DATASET ENTRIES:

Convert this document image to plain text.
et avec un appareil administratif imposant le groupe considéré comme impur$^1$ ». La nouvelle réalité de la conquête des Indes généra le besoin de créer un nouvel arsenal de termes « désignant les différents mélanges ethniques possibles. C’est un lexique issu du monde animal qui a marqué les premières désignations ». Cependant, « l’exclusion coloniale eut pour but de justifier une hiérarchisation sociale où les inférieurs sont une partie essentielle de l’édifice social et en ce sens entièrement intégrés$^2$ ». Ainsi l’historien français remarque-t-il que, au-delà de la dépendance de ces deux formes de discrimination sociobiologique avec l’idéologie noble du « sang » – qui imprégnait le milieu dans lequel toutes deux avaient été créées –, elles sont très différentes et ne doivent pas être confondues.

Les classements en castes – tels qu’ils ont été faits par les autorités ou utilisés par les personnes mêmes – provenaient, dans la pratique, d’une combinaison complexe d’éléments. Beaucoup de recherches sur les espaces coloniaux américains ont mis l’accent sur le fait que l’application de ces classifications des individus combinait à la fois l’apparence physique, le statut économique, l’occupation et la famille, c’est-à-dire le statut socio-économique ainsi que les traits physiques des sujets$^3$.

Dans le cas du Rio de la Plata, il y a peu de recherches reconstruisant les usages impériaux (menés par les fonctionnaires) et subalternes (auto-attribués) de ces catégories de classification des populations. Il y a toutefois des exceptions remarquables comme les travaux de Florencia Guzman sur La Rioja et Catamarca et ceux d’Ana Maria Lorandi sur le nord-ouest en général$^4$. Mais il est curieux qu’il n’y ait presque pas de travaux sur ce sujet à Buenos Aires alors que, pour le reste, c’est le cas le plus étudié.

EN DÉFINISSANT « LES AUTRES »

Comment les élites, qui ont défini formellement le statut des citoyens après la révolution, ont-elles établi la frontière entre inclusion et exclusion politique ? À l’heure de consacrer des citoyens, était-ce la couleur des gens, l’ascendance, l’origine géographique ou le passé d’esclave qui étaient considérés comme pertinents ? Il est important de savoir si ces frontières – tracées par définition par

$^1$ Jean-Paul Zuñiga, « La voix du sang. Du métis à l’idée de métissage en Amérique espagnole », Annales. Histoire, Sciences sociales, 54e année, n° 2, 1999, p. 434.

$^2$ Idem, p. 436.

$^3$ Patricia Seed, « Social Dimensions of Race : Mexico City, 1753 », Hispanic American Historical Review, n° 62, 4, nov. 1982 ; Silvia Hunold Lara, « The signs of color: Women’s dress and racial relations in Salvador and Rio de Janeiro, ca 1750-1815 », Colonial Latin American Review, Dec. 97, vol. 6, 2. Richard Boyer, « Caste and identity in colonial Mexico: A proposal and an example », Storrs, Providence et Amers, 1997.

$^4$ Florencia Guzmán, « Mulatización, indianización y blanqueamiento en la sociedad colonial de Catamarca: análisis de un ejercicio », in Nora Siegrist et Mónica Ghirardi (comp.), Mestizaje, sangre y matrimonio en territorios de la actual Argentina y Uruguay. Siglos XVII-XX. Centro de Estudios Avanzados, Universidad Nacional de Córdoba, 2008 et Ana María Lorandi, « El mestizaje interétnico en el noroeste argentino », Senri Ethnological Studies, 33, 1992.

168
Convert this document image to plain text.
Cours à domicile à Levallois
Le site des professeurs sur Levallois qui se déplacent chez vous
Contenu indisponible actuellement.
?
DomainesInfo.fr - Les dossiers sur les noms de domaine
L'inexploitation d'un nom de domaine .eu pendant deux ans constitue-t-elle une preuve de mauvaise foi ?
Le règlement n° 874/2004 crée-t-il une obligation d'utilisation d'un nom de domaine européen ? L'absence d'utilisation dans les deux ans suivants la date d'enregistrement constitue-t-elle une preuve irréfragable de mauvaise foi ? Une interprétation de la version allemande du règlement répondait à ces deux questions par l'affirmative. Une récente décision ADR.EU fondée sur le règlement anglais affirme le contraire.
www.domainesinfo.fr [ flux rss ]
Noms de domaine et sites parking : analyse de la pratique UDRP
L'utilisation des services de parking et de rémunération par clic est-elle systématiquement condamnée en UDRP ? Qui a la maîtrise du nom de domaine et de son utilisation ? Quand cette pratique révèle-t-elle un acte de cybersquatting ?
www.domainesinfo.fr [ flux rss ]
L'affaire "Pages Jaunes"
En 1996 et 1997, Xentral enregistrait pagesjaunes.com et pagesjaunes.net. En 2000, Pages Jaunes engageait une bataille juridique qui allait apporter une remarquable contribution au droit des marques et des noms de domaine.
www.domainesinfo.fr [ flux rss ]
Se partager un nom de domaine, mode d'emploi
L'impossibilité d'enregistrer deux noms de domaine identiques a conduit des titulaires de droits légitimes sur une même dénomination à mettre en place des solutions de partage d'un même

---

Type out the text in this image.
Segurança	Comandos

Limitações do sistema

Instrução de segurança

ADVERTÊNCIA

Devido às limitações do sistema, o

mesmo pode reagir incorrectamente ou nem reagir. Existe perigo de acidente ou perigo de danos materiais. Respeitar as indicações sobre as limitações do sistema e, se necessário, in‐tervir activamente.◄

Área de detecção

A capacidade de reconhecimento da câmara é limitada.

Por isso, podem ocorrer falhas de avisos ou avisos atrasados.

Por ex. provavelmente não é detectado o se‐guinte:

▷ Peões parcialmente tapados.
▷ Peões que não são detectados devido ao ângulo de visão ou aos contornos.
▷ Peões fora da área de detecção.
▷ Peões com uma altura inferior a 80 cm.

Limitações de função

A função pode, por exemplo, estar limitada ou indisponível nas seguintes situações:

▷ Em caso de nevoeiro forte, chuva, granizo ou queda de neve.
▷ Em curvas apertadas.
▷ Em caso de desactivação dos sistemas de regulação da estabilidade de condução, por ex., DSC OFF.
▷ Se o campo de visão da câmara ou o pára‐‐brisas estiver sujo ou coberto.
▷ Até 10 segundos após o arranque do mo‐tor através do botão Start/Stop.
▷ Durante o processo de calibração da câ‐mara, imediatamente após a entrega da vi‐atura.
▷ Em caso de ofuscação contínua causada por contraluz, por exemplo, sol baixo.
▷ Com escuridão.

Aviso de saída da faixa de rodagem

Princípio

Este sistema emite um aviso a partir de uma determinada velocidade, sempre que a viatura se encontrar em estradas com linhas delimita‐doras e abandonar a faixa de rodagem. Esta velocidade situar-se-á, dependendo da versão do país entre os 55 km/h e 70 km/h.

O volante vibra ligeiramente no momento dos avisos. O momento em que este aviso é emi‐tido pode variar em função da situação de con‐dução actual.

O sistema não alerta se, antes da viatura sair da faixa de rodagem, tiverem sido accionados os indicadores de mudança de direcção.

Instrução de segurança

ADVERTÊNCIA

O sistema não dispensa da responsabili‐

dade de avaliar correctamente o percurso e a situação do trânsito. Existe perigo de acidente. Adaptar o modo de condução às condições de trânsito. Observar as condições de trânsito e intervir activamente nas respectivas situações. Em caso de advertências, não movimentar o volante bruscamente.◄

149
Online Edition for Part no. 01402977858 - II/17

==

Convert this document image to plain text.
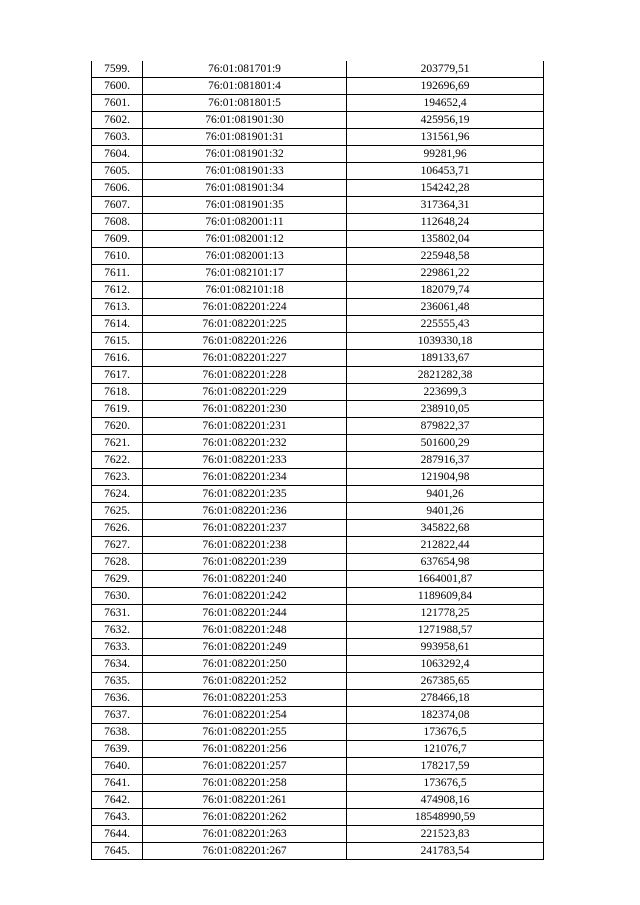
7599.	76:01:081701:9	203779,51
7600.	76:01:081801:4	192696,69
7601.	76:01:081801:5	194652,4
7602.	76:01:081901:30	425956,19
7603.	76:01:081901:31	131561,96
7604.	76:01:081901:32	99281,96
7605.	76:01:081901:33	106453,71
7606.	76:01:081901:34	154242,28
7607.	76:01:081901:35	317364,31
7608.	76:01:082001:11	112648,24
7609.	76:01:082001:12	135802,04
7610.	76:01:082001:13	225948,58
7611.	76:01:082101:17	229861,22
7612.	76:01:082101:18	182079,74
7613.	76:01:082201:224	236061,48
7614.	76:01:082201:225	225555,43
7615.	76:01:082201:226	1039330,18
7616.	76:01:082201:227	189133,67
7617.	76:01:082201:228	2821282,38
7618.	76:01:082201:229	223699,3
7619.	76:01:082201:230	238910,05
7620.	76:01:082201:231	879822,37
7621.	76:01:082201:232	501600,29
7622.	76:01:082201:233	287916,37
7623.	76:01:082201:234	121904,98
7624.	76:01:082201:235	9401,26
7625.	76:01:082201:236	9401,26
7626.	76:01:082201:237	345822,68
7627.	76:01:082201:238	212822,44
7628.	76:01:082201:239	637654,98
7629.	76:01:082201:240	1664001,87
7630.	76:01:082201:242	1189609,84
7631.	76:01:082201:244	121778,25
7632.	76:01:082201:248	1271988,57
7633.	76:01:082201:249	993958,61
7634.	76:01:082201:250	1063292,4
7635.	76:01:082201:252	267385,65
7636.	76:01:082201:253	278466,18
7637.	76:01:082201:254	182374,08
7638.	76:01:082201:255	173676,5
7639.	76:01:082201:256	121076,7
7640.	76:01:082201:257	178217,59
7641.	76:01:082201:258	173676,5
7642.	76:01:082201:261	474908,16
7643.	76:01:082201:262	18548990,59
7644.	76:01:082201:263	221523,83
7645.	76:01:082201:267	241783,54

TASK DETAILS: Lines holding the word "avisos" should be counted across the entries; state only how many there are.

FULL OUTPUT: 2